[Dataset items]
--- BEGIN ---

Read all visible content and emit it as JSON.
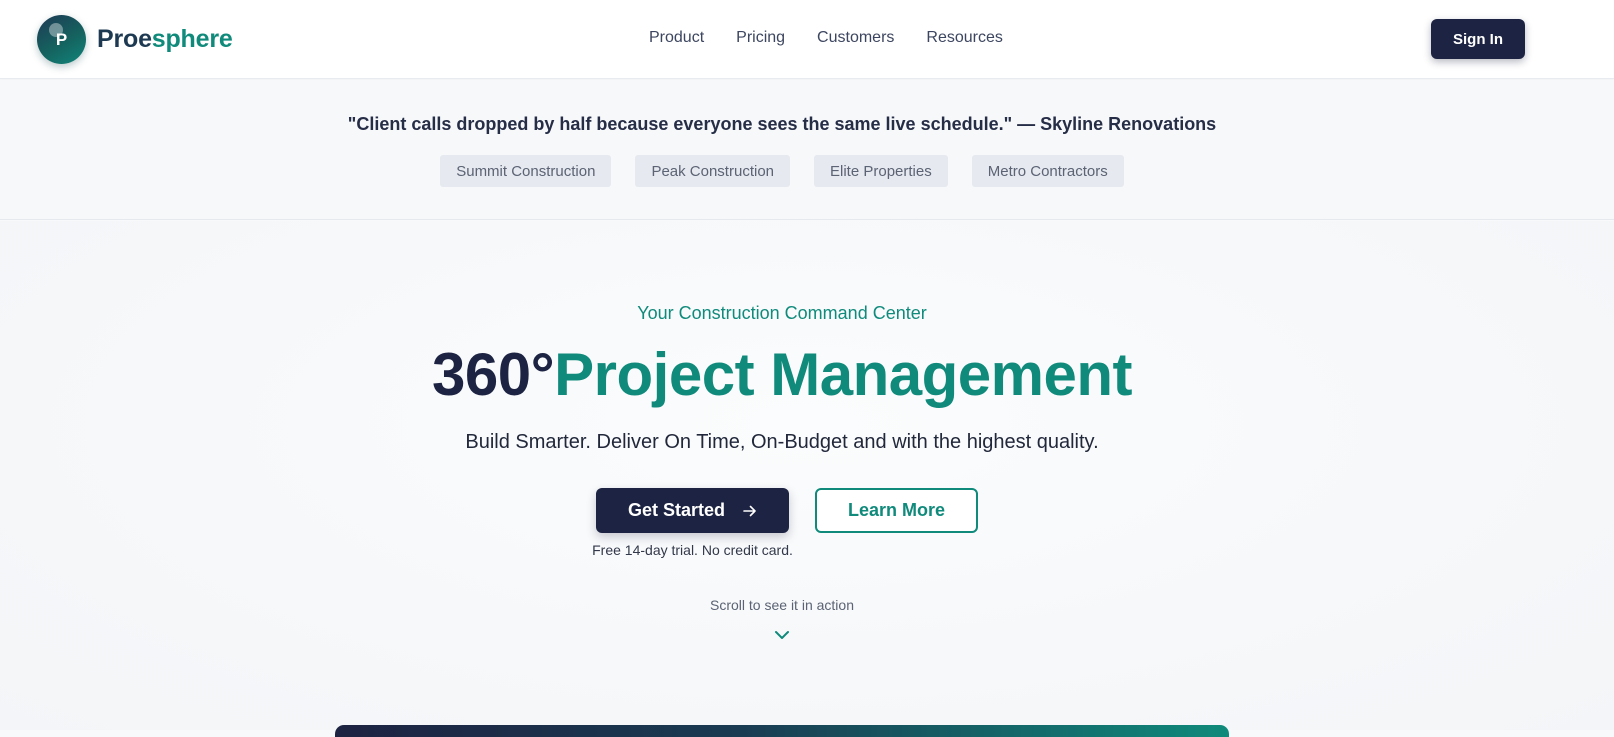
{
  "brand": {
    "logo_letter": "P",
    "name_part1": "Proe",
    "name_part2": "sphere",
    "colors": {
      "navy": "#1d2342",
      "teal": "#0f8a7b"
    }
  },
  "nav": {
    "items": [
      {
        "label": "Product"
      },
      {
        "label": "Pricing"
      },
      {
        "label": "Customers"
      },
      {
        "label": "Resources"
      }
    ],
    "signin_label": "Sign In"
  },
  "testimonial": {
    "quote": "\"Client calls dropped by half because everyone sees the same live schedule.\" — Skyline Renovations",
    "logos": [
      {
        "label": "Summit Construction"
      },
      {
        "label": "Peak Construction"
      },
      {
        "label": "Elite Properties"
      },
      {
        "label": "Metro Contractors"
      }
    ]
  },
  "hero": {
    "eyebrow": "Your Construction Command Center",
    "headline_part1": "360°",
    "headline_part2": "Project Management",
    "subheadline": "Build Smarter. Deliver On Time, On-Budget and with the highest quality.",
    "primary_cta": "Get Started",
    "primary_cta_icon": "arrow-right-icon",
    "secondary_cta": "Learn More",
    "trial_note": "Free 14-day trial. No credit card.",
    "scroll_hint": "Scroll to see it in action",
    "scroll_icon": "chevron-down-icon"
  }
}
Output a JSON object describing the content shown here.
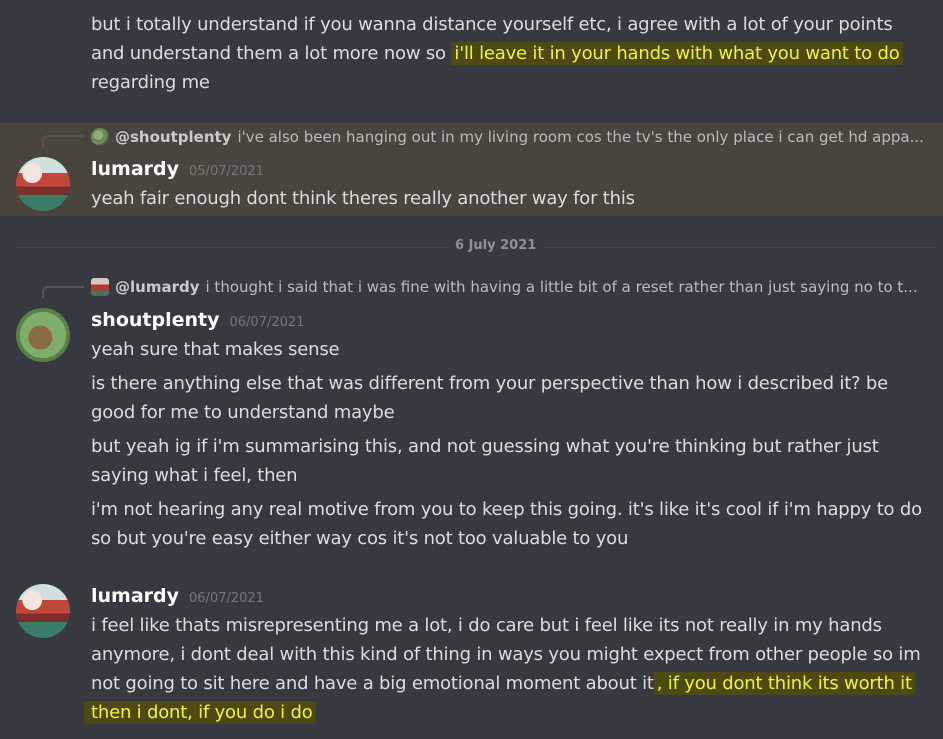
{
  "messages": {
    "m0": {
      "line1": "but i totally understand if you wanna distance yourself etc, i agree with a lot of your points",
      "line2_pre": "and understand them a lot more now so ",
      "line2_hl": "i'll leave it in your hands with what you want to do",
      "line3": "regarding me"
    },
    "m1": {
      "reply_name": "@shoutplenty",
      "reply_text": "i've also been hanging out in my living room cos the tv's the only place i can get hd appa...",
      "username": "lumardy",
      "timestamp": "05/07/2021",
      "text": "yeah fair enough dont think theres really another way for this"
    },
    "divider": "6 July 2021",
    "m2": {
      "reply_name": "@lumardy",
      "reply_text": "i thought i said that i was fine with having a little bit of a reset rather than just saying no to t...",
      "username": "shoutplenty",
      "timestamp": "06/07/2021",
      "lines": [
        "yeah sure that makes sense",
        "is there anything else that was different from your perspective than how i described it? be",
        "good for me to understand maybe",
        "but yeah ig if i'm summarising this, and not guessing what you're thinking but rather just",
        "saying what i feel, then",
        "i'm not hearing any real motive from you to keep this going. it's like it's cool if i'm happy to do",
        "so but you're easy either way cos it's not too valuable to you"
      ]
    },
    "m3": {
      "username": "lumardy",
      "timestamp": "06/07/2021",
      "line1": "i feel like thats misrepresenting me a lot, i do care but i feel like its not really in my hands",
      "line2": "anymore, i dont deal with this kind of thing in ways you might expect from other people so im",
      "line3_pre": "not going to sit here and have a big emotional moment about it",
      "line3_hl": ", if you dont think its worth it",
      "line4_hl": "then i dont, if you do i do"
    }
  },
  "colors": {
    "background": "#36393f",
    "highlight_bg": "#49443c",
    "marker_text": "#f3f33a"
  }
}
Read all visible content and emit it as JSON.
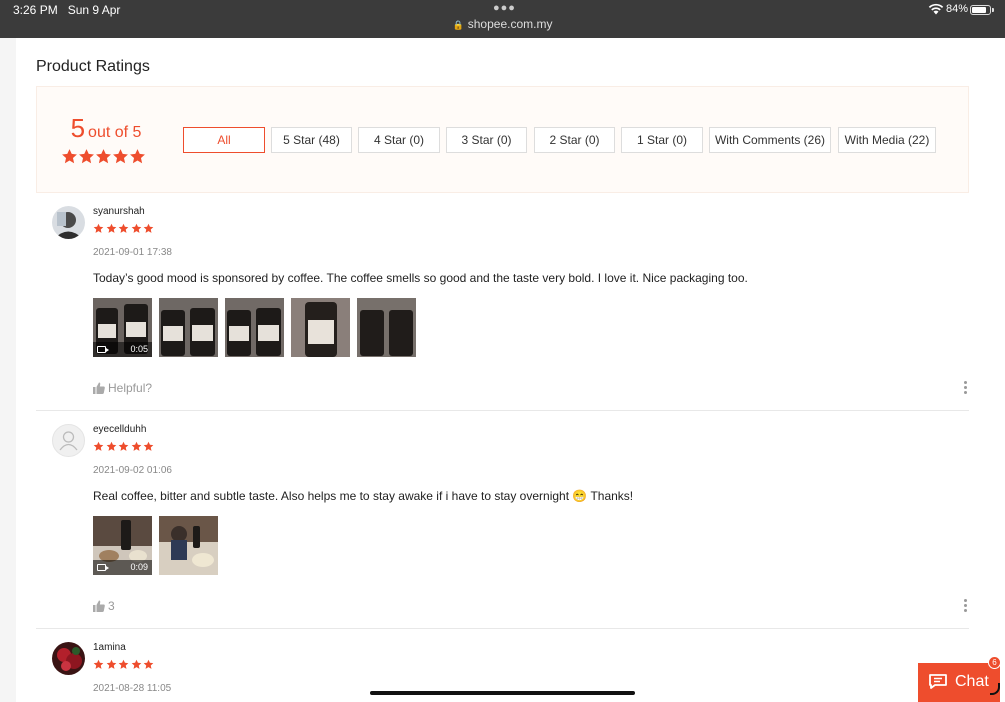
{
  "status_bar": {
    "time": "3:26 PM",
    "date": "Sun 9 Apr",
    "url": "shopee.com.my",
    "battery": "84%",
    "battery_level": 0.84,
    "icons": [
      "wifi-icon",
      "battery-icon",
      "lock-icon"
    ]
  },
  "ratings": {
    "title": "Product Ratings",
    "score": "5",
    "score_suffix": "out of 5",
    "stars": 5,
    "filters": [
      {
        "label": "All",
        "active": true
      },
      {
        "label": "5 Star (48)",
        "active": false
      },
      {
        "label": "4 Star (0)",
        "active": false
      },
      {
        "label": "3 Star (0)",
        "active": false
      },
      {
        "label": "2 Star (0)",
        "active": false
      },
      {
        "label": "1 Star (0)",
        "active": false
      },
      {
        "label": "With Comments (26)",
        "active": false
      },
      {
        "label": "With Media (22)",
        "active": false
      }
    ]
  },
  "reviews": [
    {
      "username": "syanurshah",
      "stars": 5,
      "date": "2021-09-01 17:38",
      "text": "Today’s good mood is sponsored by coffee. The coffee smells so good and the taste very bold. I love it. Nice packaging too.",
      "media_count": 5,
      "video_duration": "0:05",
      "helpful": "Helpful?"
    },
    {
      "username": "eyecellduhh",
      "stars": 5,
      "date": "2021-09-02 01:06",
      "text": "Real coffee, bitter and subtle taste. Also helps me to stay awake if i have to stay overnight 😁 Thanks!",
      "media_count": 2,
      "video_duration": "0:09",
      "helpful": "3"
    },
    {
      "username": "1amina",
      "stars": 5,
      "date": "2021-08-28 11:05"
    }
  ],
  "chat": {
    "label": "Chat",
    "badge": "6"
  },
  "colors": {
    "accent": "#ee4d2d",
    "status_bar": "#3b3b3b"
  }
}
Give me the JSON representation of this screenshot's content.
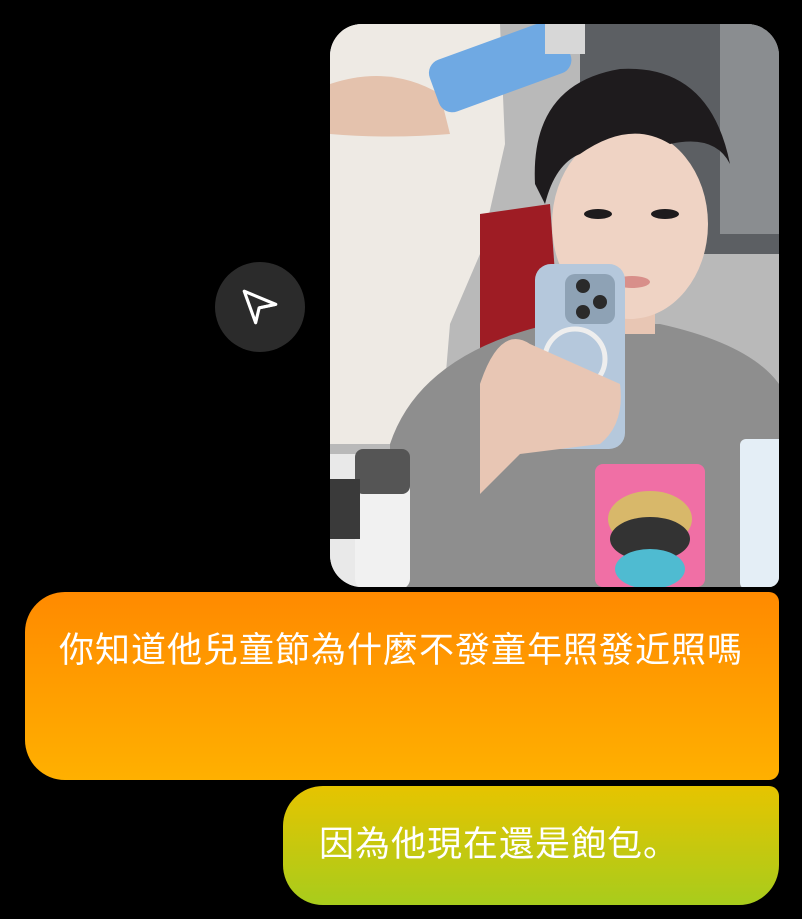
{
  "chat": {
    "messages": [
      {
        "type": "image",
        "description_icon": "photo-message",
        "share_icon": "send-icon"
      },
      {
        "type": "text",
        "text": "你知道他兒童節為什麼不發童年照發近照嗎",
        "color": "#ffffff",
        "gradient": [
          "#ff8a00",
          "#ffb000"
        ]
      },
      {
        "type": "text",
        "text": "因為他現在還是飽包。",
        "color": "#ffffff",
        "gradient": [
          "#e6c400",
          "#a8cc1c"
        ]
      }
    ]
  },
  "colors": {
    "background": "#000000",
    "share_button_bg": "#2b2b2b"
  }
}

--- END ---

What to work on >>
Quote all of the entries word for word, omitting any pictures.

Written response >>
Read all visible content and emit it as JSON.
{
  "brand": {
    "logo_letter": "P",
    "name_part1": "Proe",
    "name_part2": "sphere",
    "colors": {
      "navy": "#1d2342",
      "teal": "#0f8a7b"
    }
  },
  "nav": {
    "items": [
      {
        "label": "Product"
      },
      {
        "label": "Pricing"
      },
      {
        "label": "Customers"
      },
      {
        "label": "Resources"
      }
    ],
    "signin_label": "Sign In"
  },
  "testimonial": {
    "quote": "\"Client calls dropped by half because everyone sees the same live schedule.\" — Skyline Renovations",
    "logos": [
      {
        "label": "Summit Construction"
      },
      {
        "label": "Peak Construction"
      },
      {
        "label": "Elite Properties"
      },
      {
        "label": "Metro Contractors"
      }
    ]
  },
  "hero": {
    "eyebrow": "Your Construction Command Center",
    "headline_part1": "360°",
    "headline_part2": "Project Management",
    "subheadline": "Build Smarter. Deliver On Time, On-Budget and with the highest quality.",
    "primary_cta": "Get Started",
    "primary_cta_icon": "arrow-right-icon",
    "secondary_cta": "Learn More",
    "trial_note": "Free 14-day trial. No credit card.",
    "scroll_hint": "Scroll to see it in action",
    "scroll_icon": "chevron-down-icon"
  }
}
Output a JSON object describing the content shown here.
{
  "messages": {
    "m0": {
      "line1": "but i totally understand if you wanna distance yourself etc, i agree with a lot of your points",
      "line2_pre": "and understand them a lot more now so ",
      "line2_hl": "i'll leave it in your hands with what you want to do",
      "line3": "regarding me"
    },
    "m1": {
      "reply_name": "@shoutplenty",
      "reply_text": "i've also been hanging out in my living room cos the tv's the only place i can get hd appa...",
      "username": "lumardy",
      "timestamp": "05/07/2021",
      "text": "yeah fair enough dont think theres really another way for this"
    },
    "divider": "6 July 2021",
    "m2": {
      "reply_name": "@lumardy",
      "reply_text": "i thought i said that i was fine with having a little bit of a reset rather than just saying no to t...",
      "username": "shoutplenty",
      "timestamp": "06/07/2021",
      "lines": [
        "yeah sure that makes sense",
        "is there anything else that was different from your perspective than how i described it? be",
        "good for me to understand maybe",
        "but yeah ig if i'm summarising this, and not guessing what you're thinking but rather just",
        "saying what i feel, then",
        "i'm not hearing any real motive from you to keep this going. it's like it's cool if i'm happy to do",
        "so but you're easy either way cos it's not too valuable to you"
      ]
    },
    "m3": {
      "username": "lumardy",
      "timestamp": "06/07/2021",
      "line1": "i feel like thats misrepresenting me a lot, i do care but i feel like its not really in my hands",
      "line2": "anymore, i dont deal with this kind of thing in ways you might expect from other people so im",
      "line3_pre": "not going to sit here and have a big emotional moment about it",
      "line3_hl": ", if you dont think its worth it",
      "line4_hl": "then i dont, if you do i do"
    }
  },
  "colors": {
    "background": "#36393f",
    "highlight_bg": "#49443c",
    "marker_text": "#f3f33a"
  }
}
Read all visible content and emit it as JSON.
{
  "status_bar": {
    "time": "3:26 PM",
    "date": "Sun 9 Apr",
    "url": "shopee.com.my",
    "battery": "84%",
    "battery_level": 0.84,
    "icons": [
      "wifi-icon",
      "battery-icon",
      "lock-icon"
    ]
  },
  "ratings": {
    "title": "Product Ratings",
    "score": "5",
    "score_suffix": "out of 5",
    "stars": 5,
    "filters": [
      {
        "label": "All",
        "active": true
      },
      {
        "label": "5 Star (48)",
        "active": false
      },
      {
        "label": "4 Star (0)",
        "active": false
      },
      {
        "label": "3 Star (0)",
        "active": false
      },
      {
        "label": "2 Star (0)",
        "active": false
      },
      {
        "label": "1 Star (0)",
        "active": false
      },
      {
        "label": "With Comments (26)",
        "active": false
      },
      {
        "label": "With Media (22)",
        "active": false
      }
    ]
  },
  "reviews": [
    {
      "username": "syanurshah",
      "stars": 5,
      "date": "2021-09-01 17:38",
      "text": "Today’s good mood is sponsored by coffee. The coffee smells so good and the taste very bold. I love it. Nice packaging too.",
      "media_count": 5,
      "video_duration": "0:05",
      "helpful": "Helpful?"
    },
    {
      "username": "eyecellduhh",
      "stars": 5,
      "date": "2021-09-02 01:06",
      "text": "Real coffee, bitter and subtle taste. Also helps me to stay awake if i have to stay overnight 😁 Thanks!",
      "media_count": 2,
      "video_duration": "0:09",
      "helpful": "3"
    },
    {
      "username": "1amina",
      "stars": 5,
      "date": "2021-08-28 11:05"
    }
  ],
  "chat": {
    "label": "Chat",
    "badge": "6"
  },
  "colors": {
    "accent": "#ee4d2d",
    "status_bar": "#3b3b3b"
  }
}
Give me the JSON representation of this screenshot's content.
{
  "chat": {
    "messages": [
      {
        "type": "image",
        "description_icon": "photo-message",
        "share_icon": "send-icon"
      },
      {
        "type": "text",
        "text": "你知道他兒童節為什麼不發童年照發近照嗎",
        "color": "#ffffff",
        "gradient": [
          "#ff8a00",
          "#ffb000"
        ]
      },
      {
        "type": "text",
        "text": "因為他現在還是飽包。",
        "color": "#ffffff",
        "gradient": [
          "#e6c400",
          "#a8cc1c"
        ]
      }
    ]
  },
  "colors": {
    "background": "#000000",
    "share_button_bg": "#2b2b2b"
  }
}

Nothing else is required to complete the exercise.